Dataset items:
****
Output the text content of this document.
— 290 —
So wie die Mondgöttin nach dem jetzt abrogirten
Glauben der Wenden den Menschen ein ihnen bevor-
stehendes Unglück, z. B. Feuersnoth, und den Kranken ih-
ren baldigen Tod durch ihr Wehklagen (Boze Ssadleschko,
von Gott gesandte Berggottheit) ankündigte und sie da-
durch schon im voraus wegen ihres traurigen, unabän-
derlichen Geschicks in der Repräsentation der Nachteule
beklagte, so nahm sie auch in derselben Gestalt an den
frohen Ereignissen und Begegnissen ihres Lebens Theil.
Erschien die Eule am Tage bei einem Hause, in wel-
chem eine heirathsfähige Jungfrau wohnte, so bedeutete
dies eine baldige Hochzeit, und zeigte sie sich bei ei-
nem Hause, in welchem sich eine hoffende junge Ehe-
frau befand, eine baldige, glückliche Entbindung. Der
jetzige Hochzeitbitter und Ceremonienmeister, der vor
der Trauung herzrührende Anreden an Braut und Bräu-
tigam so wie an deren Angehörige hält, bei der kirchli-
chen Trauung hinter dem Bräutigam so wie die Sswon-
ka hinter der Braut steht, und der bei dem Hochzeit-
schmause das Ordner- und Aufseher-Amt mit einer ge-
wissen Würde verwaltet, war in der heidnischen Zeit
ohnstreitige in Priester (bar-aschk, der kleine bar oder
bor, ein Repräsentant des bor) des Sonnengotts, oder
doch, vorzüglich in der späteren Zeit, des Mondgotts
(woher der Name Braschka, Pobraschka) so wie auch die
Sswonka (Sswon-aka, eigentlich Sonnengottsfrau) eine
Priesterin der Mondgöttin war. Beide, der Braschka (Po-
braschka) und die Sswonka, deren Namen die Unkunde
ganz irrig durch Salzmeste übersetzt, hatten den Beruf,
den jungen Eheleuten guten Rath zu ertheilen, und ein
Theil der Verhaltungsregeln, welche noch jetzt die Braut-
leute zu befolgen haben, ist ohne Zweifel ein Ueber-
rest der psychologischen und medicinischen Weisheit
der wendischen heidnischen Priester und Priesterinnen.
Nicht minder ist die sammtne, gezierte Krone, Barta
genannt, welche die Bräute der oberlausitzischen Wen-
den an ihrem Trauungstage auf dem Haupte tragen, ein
****
Goal = Reproduce the full listing above, character for character.

Result of this exercise =
Output the text content of this document.
— 290 —
So wie die Mondgöttin nach dem jetzt abrogirten
Glauben der Wenden den Menschen ein ihnen bevor-
stehendes Unglück, z. B. Feuersnoth, und den Kranken ih-
ren baldigen Tod durch ihr Wehklagen (Boze Ssadleschko,
von Gott gesandte Berggottheit) ankündigte und sie da-
durch schon im voraus wegen ihres traurigen, unabän-
derlichen Geschicks in der Repräsentation der Nachteule
beklagte, so nahm sie auch in derselben Gestalt an den
frohen Ereignissen und Begegnissen ihres Lebens Theil.
Erschien die Eule am Tage bei einem Hause, in wel-
chem eine heirathsfähige Jungfrau wohnte, so bedeutete
dies eine baldige Hochzeit, und zeigte sie sich bei ei-
nem Hause, in welchem sich eine hoffende junge Ehe-
frau befand, eine baldige, glückliche Entbindung. Der
jetzige Hochzeitbitter und Ceremonienmeister, der vor
der Trauung herzrührende Anreden an Braut und Bräu-
tigam so wie an deren Angehörige hält, bei der kirchli-
chen Trauung hinter dem Bräutigam so wie die Sswon-
ka hinter der Braut steht, und der bei dem Hochzeit-
schmause das Ordner- und Aufseher-Amt mit einer ge-
wissen Würde verwaltet, war in der heidnischen Zeit
ohnstreitige in Priester (bar-aschk, der kleine bar oder
bor, ein Repräsentant des bor) des Sonnengotts, oder
doch, vorzüglich in der späteren Zeit, des Mondgotts
(woher der Name Braschka, Pobraschka) so wie auch die
Sswonka (Sswon-aka, eigentlich Sonnengottsfrau) eine
Priesterin der Mondgöttin war. Beide, der Braschka (Po-
braschka) und die Sswonka, deren Namen die Unkunde
ganz irrig durch Salzmeste übersetzt, hatten den Beruf,
den jungen Eheleuten guten Rath zu ertheilen, und ein
Theil der Verhaltungsregeln, welche noch jetzt die Braut-
leute zu befolgen haben, ist ohne Zweifel ein Ueber-
rest der psychologischen und medicinischen Weisheit
der wendischen heidnischen Priester und Priesterinnen.
Nicht minder ist die sammtne, gezierte Krone, Barta
genannt, welche die Bräute der oberlausitzischen Wen-
den an ihrem Trauungstage auf dem Haupte tragen, ein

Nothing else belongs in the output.